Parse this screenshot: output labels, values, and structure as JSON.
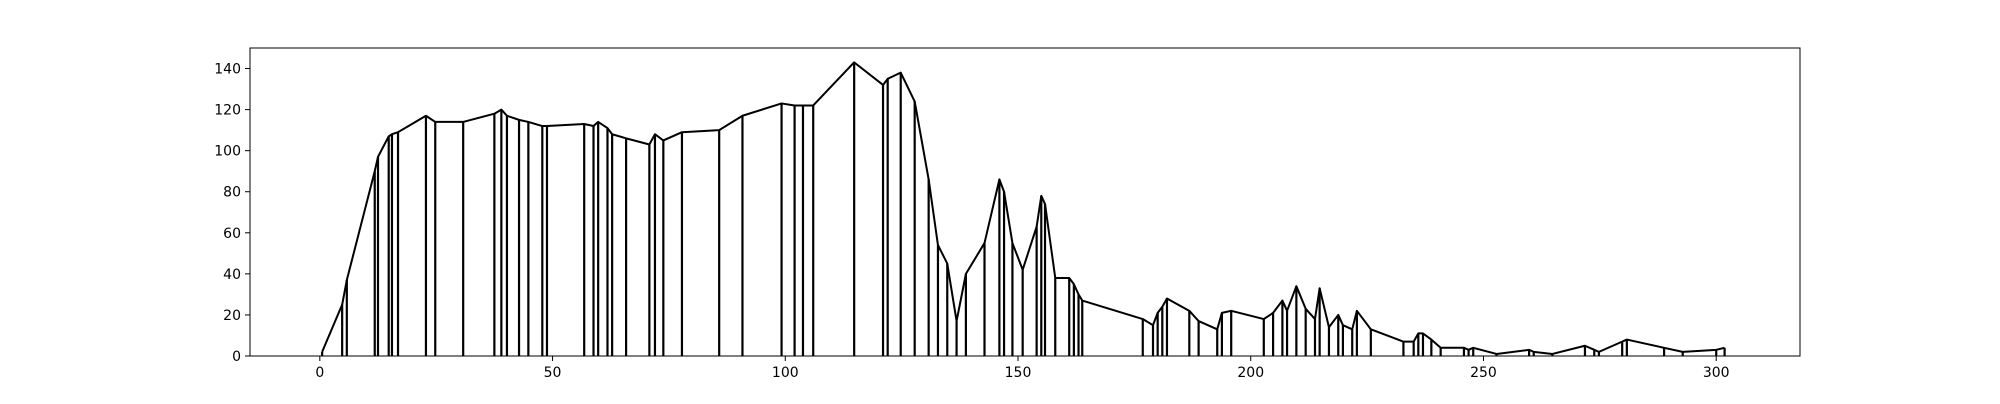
{
  "chart_data": {
    "type": "line",
    "title": "",
    "xlabel": "",
    "ylabel": "",
    "xlim": [
      -15,
      318
    ],
    "ylim": [
      0,
      150
    ],
    "grid": false,
    "xticks": [
      0,
      50,
      100,
      150,
      200,
      250,
      300
    ],
    "yticks": [
      0,
      20,
      40,
      60,
      80,
      100,
      120,
      140
    ],
    "line_color": "#000000",
    "drop_lines": true,
    "series": [
      {
        "x": [
          0.5,
          4.8,
          5.8,
          11.8,
          12.5,
          14.8,
          15.5,
          16.8,
          22.8,
          24.8,
          30.8,
          37.5,
          39.0,
          40.2,
          42.8,
          44.8,
          47.8,
          48.8,
          56.8,
          58.8,
          59.8,
          61.8,
          62.8,
          65.8,
          70.8,
          72.0,
          73.8,
          77.8,
          85.8,
          90.8,
          99.2,
          102.0,
          103.8,
          106.0,
          114.8,
          121.0,
          122.0,
          124.8,
          127.8,
          130.8,
          132.8,
          134.8,
          136.8,
          138.8,
          142.8,
          146.0,
          147.0,
          148.8,
          151.0,
          154.0,
          155.0,
          155.8,
          158.0,
          161.0,
          162.0,
          163.0,
          163.8,
          176.8,
          179.0,
          180.0,
          181.0,
          182.0,
          186.8,
          188.8,
          192.8,
          193.8,
          195.8,
          202.8,
          204.8,
          206.8,
          207.8,
          209.8,
          211.8,
          213.8,
          214.8,
          216.8,
          218.8,
          219.8,
          221.8,
          222.8,
          225.8,
          232.8,
          235.0,
          236.0,
          237.0,
          238.8,
          240.8,
          245.8,
          246.8,
          247.8,
          252.8,
          259.8,
          260.8,
          264.8,
          271.8,
          273.8,
          274.8,
          279.8,
          280.8,
          288.8,
          292.8,
          300.0,
          301.8
        ],
        "y": [
          2,
          25,
          37,
          90,
          97,
          107,
          108,
          109,
          117,
          114,
          114,
          118,
          120,
          117,
          115,
          114,
          112,
          112,
          113,
          112,
          114,
          111,
          108,
          106,
          103,
          108,
          105,
          109,
          110,
          117,
          123,
          122,
          122,
          122,
          143,
          132,
          135,
          138,
          124,
          86,
          54,
          45,
          17,
          40,
          55,
          86,
          80,
          55,
          42,
          63,
          78,
          74,
          38,
          38,
          35,
          30,
          27,
          18,
          15,
          21,
          24,
          28,
          22,
          17,
          13,
          21,
          22,
          18,
          21,
          27,
          22,
          34,
          23,
          18,
          33,
          14,
          20,
          15,
          13,
          22,
          13,
          7,
          7,
          11,
          11,
          8,
          4,
          4,
          3,
          4,
          1,
          3,
          2,
          1,
          5,
          3,
          2,
          7,
          8,
          4,
          2,
          3,
          4
        ]
      }
    ]
  }
}
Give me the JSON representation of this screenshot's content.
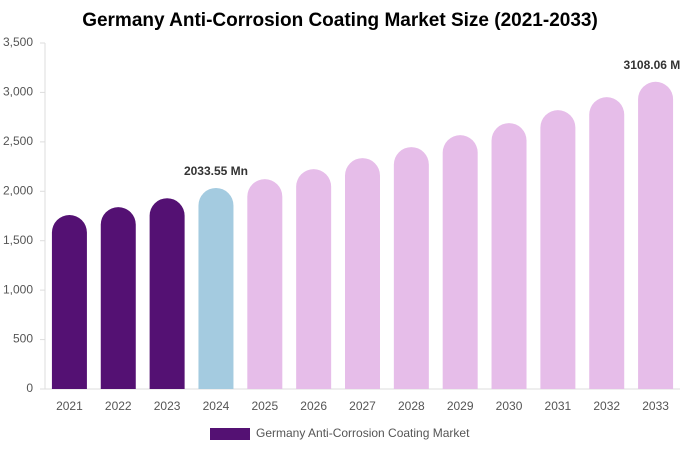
{
  "chart_data": {
    "type": "bar",
    "title": "Germany Anti-Corrosion Coating Market Size (2021-2033)",
    "categories": [
      "2021",
      "2022",
      "2023",
      "2024",
      "2025",
      "2026",
      "2027",
      "2028",
      "2029",
      "2030",
      "2031",
      "2032",
      "2033"
    ],
    "series": [
      {
        "name": "Germany Anti-Corrosion Coating Market",
        "color": "#541173",
        "point_colors": [
          "#541173",
          "#541173",
          "#541173",
          "#a4cbe0",
          "#e6bde9",
          "#e6bde9",
          "#e6bde9",
          "#e6bde9",
          "#e6bde9",
          "#e6bde9",
          "#e6bde9",
          "#e6bde9",
          "#e6bde9"
        ],
        "values": [
          1760,
          1840,
          1930,
          2033.55,
          2123,
          2224,
          2336,
          2447,
          2568,
          2690,
          2821,
          2952,
          3108.06
        ],
        "value_labels": [
          null,
          null,
          null,
          "2033.55 Mn",
          null,
          null,
          null,
          null,
          null,
          null,
          null,
          null,
          "3108.06 Mn"
        ]
      }
    ],
    "ylim": [
      0,
      3500
    ],
    "yticks": [
      0,
      500,
      {
        "value": 1000,
        "label": "1,000"
      },
      {
        "value": 1500,
        "label": "1,500"
      },
      {
        "value": 2000,
        "label": "2,000"
      },
      {
        "value": 2500,
        "label": "2,500"
      },
      {
        "value": 3000,
        "label": "3,000"
      },
      {
        "value": 3500,
        "label": "3,500"
      }
    ],
    "legend": "bottom"
  }
}
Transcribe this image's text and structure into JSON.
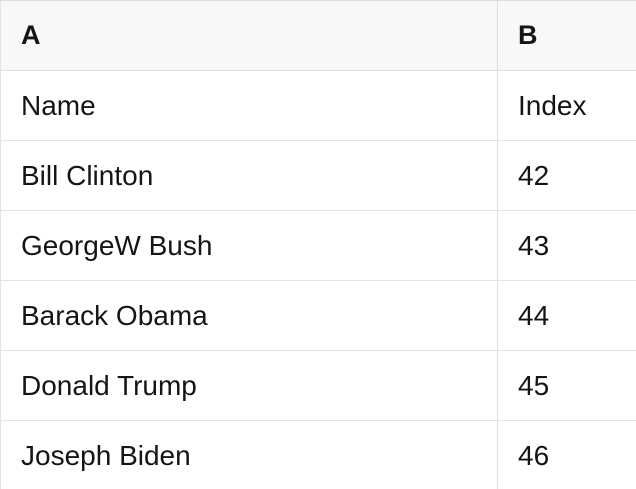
{
  "table": {
    "column_headers": [
      {
        "label": "A"
      },
      {
        "label": "B"
      }
    ],
    "rows": [
      {
        "a": "Name",
        "b": "Index"
      },
      {
        "a": "Bill Clinton",
        "b": "42"
      },
      {
        "a": "GeorgeW Bush",
        "b": "43"
      },
      {
        "a": "Barack Obama",
        "b": "44"
      },
      {
        "a": "Donald Trump",
        "b": "45"
      },
      {
        "a": "Joseph Biden",
        "b": "46"
      }
    ],
    "colors": {
      "header_background": "#f8f8f8",
      "row_background": "#ffffff",
      "border": "#e0e0e0",
      "text": "#151515"
    }
  }
}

§

Pictures are excluded; copy every other part of the records exactly.

• Full output
Parse this screenshot: output labels, values, and structure as JSON.
{
  "chart_data": {
    "type": "line",
    "title": "",
    "xlabel": "",
    "ylabel": "",
    "xlim": [
      -15,
      318
    ],
    "ylim": [
      0,
      150
    ],
    "grid": false,
    "xticks": [
      0,
      50,
      100,
      150,
      200,
      250,
      300
    ],
    "yticks": [
      0,
      20,
      40,
      60,
      80,
      100,
      120,
      140
    ],
    "line_color": "#000000",
    "drop_lines": true,
    "series": [
      {
        "x": [
          0.5,
          4.8,
          5.8,
          11.8,
          12.5,
          14.8,
          15.5,
          16.8,
          22.8,
          24.8,
          30.8,
          37.5,
          39.0,
          40.2,
          42.8,
          44.8,
          47.8,
          48.8,
          56.8,
          58.8,
          59.8,
          61.8,
          62.8,
          65.8,
          70.8,
          72.0,
          73.8,
          77.8,
          85.8,
          90.8,
          99.2,
          102.0,
          103.8,
          106.0,
          114.8,
          121.0,
          122.0,
          124.8,
          127.8,
          130.8,
          132.8,
          134.8,
          136.8,
          138.8,
          142.8,
          146.0,
          147.0,
          148.8,
          151.0,
          154.0,
          155.0,
          155.8,
          158.0,
          161.0,
          162.0,
          163.0,
          163.8,
          176.8,
          179.0,
          180.0,
          181.0,
          182.0,
          186.8,
          188.8,
          192.8,
          193.8,
          195.8,
          202.8,
          204.8,
          206.8,
          207.8,
          209.8,
          211.8,
          213.8,
          214.8,
          216.8,
          218.8,
          219.8,
          221.8,
          222.8,
          225.8,
          232.8,
          235.0,
          236.0,
          237.0,
          238.8,
          240.8,
          245.8,
          246.8,
          247.8,
          252.8,
          259.8,
          260.8,
          264.8,
          271.8,
          273.8,
          274.8,
          279.8,
          280.8,
          288.8,
          292.8,
          300.0,
          301.8
        ],
        "y": [
          2,
          25,
          37,
          90,
          97,
          107,
          108,
          109,
          117,
          114,
          114,
          118,
          120,
          117,
          115,
          114,
          112,
          112,
          113,
          112,
          114,
          111,
          108,
          106,
          103,
          108,
          105,
          109,
          110,
          117,
          123,
          122,
          122,
          122,
          143,
          132,
          135,
          138,
          124,
          86,
          54,
          45,
          17,
          40,
          55,
          86,
          80,
          55,
          42,
          63,
          78,
          74,
          38,
          38,
          35,
          30,
          27,
          18,
          15,
          21,
          24,
          28,
          22,
          17,
          13,
          21,
          22,
          18,
          21,
          27,
          22,
          34,
          23,
          18,
          33,
          14,
          20,
          15,
          13,
          22,
          13,
          7,
          7,
          11,
          11,
          8,
          4,
          4,
          3,
          4,
          1,
          3,
          2,
          1,
          5,
          3,
          2,
          7,
          8,
          4,
          2,
          3,
          4
        ]
      }
    ]
  }
}
Give me the JSON representation of this screenshot's content.
{
  "chart_data": {
    "type": "bar",
    "title": "Germany Anti-Corrosion Coating Market Size (2021-2033)",
    "categories": [
      "2021",
      "2022",
      "2023",
      "2024",
      "2025",
      "2026",
      "2027",
      "2028",
      "2029",
      "2030",
      "2031",
      "2032",
      "2033"
    ],
    "series": [
      {
        "name": "Germany Anti-Corrosion Coating Market",
        "color": "#541173",
        "point_colors": [
          "#541173",
          "#541173",
          "#541173",
          "#a4cbe0",
          "#e6bde9",
          "#e6bde9",
          "#e6bde9",
          "#e6bde9",
          "#e6bde9",
          "#e6bde9",
          "#e6bde9",
          "#e6bde9",
          "#e6bde9"
        ],
        "values": [
          1760,
          1840,
          1930,
          2033.55,
          2123,
          2224,
          2336,
          2447,
          2568,
          2690,
          2821,
          2952,
          3108.06
        ],
        "value_labels": [
          null,
          null,
          null,
          "2033.55 Mn",
          null,
          null,
          null,
          null,
          null,
          null,
          null,
          null,
          "3108.06 Mn"
        ]
      }
    ],
    "ylim": [
      0,
      3500
    ],
    "yticks": [
      0,
      500,
      {
        "value": 1000,
        "label": "1,000"
      },
      {
        "value": 1500,
        "label": "1,500"
      },
      {
        "value": 2000,
        "label": "2,000"
      },
      {
        "value": 2500,
        "label": "2,500"
      },
      {
        "value": 3000,
        "label": "3,000"
      },
      {
        "value": 3500,
        "label": "3,500"
      }
    ],
    "legend": "bottom"
  }
}
Transcribe this image's text and structure into JSON.
{
  "table": {
    "column_headers": [
      {
        "label": "A"
      },
      {
        "label": "B"
      }
    ],
    "rows": [
      {
        "a": "Name",
        "b": "Index"
      },
      {
        "a": "Bill Clinton",
        "b": "42"
      },
      {
        "a": "GeorgeW Bush",
        "b": "43"
      },
      {
        "a": "Barack Obama",
        "b": "44"
      },
      {
        "a": "Donald Trump",
        "b": "45"
      },
      {
        "a": "Joseph Biden",
        "b": "46"
      }
    ],
    "colors": {
      "header_background": "#f8f8f8",
      "row_background": "#ffffff",
      "border": "#e0e0e0",
      "text": "#151515"
    }
  }
}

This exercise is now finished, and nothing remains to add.